## EXERCISE INSTRUCTIONS
Pick out each line containing the string "span" and copy it.

## EXCERPTED DATA
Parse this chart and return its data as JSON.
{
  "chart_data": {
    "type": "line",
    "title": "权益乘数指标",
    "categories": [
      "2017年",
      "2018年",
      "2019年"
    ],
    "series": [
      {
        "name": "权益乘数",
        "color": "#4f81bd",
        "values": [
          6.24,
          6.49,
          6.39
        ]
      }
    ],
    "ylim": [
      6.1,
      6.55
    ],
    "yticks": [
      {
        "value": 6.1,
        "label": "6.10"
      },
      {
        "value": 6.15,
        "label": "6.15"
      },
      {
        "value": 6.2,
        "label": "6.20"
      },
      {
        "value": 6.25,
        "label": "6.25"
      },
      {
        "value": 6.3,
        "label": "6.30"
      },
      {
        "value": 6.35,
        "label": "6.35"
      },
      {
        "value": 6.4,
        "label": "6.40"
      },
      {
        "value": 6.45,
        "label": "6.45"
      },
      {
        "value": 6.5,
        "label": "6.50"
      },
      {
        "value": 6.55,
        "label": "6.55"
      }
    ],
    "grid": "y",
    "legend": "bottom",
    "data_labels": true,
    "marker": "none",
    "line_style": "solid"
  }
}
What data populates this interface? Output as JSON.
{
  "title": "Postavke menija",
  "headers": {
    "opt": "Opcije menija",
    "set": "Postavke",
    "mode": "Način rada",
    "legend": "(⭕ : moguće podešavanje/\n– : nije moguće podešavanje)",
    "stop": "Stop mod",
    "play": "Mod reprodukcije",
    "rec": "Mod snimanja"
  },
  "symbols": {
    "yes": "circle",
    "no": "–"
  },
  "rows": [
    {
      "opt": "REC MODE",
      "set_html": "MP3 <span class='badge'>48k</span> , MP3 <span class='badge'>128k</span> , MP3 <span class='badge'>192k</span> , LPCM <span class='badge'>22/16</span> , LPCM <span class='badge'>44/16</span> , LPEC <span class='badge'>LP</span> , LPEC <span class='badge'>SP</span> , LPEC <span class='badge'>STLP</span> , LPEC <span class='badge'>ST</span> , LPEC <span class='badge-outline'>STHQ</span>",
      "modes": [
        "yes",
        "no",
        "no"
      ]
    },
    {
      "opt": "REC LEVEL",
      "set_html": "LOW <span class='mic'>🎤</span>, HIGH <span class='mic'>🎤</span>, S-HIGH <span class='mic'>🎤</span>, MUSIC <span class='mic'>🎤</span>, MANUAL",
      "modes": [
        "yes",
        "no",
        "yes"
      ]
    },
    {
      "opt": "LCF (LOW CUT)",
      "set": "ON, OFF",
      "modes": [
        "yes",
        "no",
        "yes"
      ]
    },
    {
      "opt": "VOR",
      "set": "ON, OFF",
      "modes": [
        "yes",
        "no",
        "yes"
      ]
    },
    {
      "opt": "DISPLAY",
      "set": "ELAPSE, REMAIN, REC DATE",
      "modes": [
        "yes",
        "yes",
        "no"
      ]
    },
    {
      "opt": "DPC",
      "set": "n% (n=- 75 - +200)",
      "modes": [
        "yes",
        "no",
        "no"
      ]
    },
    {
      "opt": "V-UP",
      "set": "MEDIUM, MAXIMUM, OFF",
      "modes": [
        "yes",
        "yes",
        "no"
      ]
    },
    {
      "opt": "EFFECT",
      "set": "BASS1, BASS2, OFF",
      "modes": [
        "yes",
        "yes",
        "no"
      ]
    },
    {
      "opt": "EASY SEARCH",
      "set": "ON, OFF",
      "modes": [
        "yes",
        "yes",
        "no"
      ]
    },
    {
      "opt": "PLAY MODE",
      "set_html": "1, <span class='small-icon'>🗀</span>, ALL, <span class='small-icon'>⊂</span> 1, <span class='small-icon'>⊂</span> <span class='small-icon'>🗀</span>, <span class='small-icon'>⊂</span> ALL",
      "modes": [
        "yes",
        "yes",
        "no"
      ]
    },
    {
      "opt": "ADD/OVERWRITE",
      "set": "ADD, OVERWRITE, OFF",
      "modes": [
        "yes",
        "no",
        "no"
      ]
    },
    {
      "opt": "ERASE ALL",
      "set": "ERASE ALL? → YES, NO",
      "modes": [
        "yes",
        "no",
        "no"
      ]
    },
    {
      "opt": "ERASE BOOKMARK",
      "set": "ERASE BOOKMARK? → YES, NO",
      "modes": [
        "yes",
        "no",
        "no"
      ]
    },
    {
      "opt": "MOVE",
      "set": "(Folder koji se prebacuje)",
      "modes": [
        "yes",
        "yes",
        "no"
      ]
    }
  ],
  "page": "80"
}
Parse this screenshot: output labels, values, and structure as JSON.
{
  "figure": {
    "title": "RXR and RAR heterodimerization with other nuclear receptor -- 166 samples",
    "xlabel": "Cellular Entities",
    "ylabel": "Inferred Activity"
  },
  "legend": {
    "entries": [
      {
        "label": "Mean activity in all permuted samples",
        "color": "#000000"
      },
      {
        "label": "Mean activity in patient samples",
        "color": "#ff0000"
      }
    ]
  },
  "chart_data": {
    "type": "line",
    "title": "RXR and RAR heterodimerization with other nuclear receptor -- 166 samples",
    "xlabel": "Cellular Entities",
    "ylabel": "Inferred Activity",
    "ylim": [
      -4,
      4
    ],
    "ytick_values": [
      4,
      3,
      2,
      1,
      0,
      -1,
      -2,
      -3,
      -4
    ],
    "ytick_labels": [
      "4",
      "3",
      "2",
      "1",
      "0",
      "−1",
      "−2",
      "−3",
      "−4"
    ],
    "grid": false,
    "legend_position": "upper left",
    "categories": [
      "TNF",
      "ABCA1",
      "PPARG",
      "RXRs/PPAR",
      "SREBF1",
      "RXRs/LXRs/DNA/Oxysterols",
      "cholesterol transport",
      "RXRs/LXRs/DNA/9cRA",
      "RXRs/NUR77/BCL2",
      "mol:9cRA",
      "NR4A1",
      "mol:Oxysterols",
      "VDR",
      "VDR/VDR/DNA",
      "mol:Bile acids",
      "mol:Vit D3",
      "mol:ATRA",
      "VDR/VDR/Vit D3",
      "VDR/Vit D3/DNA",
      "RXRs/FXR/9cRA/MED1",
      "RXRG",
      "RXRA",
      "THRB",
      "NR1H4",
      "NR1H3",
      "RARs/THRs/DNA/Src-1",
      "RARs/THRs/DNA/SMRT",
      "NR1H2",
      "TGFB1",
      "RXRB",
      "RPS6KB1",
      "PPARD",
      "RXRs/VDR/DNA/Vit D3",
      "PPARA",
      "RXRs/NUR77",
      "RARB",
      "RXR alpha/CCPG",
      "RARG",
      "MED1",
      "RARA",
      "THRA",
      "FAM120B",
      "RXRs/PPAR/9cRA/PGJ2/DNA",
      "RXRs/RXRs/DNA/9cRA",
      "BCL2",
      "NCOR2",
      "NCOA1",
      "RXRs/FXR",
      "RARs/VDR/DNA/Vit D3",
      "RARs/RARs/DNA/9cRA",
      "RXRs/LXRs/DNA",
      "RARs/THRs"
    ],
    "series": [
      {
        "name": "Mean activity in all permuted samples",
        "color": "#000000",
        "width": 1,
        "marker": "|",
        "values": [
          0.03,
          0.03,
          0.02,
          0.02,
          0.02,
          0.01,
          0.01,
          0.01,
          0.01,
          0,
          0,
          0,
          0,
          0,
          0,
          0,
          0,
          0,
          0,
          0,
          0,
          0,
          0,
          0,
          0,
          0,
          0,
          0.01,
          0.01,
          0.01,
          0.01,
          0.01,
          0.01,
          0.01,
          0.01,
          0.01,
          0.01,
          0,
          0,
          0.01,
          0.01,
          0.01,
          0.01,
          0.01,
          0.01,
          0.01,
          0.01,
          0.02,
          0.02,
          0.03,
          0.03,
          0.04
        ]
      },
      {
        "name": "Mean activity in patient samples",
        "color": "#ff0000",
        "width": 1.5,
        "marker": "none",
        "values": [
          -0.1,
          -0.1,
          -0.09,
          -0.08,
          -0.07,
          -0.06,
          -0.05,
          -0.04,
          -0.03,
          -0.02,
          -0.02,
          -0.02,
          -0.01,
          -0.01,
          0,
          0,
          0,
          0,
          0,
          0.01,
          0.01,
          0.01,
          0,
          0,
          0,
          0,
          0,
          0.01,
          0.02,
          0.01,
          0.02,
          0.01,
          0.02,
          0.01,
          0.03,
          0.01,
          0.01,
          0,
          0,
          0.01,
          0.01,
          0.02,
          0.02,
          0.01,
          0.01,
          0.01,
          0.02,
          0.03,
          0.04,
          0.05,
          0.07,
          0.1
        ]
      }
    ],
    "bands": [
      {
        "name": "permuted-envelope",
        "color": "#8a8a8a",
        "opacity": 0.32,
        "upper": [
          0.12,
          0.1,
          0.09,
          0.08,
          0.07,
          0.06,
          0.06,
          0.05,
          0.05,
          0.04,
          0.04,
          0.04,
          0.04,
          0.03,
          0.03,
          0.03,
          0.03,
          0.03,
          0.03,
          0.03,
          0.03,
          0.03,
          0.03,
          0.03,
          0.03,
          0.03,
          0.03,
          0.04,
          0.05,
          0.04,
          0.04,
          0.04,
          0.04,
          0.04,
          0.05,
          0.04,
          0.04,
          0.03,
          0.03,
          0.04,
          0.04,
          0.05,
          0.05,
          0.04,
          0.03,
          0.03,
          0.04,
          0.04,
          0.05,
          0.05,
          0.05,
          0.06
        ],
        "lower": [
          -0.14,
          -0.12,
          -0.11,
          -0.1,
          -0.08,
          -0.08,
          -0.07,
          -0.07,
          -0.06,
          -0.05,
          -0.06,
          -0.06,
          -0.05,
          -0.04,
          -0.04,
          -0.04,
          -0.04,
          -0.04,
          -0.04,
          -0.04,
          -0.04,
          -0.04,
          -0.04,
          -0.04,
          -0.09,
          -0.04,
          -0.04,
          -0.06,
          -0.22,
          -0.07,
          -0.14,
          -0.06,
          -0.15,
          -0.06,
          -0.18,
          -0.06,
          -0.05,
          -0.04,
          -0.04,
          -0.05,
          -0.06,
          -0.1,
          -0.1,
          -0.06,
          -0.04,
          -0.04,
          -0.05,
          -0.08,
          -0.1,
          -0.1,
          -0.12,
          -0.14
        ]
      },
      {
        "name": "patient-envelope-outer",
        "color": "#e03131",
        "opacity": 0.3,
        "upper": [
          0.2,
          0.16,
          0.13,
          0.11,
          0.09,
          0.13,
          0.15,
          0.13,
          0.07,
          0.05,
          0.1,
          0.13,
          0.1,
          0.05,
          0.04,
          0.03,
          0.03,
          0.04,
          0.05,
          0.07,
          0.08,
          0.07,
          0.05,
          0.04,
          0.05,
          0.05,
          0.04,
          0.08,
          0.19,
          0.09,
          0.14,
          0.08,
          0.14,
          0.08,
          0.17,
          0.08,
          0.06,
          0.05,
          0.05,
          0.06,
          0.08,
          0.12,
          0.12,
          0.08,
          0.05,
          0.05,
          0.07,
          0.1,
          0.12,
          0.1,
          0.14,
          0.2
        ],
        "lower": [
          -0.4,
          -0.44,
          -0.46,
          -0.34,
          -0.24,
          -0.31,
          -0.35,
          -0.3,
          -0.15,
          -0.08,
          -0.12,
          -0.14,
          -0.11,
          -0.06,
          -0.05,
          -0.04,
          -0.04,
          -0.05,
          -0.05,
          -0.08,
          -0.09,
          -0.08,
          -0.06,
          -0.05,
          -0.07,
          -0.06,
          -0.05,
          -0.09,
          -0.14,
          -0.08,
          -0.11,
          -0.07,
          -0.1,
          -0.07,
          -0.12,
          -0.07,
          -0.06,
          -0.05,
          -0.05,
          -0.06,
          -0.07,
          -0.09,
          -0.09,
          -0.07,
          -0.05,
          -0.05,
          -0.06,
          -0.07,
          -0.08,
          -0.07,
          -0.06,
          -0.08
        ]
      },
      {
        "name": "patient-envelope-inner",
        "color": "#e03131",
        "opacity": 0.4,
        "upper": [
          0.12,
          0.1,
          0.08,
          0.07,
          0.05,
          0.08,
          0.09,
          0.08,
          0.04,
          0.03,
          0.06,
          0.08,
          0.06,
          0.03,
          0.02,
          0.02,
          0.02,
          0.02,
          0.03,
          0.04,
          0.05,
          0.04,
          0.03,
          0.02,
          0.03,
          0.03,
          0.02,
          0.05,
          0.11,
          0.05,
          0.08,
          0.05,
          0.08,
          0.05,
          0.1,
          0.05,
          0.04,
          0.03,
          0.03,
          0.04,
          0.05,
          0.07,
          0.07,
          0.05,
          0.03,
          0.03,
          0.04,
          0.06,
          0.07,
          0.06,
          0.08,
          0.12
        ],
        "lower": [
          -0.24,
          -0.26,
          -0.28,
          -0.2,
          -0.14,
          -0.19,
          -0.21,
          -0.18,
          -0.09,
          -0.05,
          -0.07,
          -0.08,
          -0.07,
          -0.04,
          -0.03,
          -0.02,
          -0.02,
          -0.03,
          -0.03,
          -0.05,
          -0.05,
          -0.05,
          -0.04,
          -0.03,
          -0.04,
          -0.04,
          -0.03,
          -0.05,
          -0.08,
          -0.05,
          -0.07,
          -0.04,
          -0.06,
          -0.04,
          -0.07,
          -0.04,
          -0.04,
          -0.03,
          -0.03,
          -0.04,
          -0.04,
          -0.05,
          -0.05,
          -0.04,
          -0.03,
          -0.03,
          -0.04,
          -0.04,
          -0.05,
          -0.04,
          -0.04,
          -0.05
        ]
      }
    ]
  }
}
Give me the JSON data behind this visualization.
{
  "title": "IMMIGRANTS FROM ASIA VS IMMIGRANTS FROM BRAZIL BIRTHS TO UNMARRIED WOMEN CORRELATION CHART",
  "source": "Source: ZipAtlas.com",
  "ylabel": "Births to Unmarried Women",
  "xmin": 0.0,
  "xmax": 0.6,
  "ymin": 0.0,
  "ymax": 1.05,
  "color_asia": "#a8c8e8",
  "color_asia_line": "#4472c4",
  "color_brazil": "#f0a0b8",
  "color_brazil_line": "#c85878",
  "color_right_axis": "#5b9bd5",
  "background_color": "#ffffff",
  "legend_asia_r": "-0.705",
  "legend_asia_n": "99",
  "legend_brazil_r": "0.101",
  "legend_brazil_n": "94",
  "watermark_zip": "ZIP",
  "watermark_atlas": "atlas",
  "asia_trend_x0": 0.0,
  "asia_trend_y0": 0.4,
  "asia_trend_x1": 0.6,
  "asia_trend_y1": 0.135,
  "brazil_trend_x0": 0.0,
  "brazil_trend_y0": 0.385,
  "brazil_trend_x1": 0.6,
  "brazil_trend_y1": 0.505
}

## FINISHED EXERCISE
      "set_html": "MP3 <span class='badge'>48k</span> , MP3 <span class='badge'>128k</span> , MP3 <span class='badge'>192k</span> , LPCM <span class='badge'>22/16</span> , LPCM <span class='badge'>44/16</span> , LPEC <span class='badge'>LP</span> , LPEC <span class='badge'>SP</span> , LPEC <span class='badge'>STLP</span> , LPEC <span class='badge'>ST</span> , LPEC <span class='badge-outline'>STHQ</span>",
      "set_html": "LOW <span class='mic'>🎤</span>, HIGH <span class='mic'>🎤</span>, S-HIGH <span class='mic'>🎤</span>, MUSIC <span class='mic'>🎤</span>, MANUAL",
      "set_html": "1, <span class='small-icon'>🗀</span>, ALL, <span class='small-icon'>⊂</span> 1, <span class='small-icon'>⊂</span> <span class='small-icon'>🗀</span>, <span class='small-icon'>⊂</span> ALL",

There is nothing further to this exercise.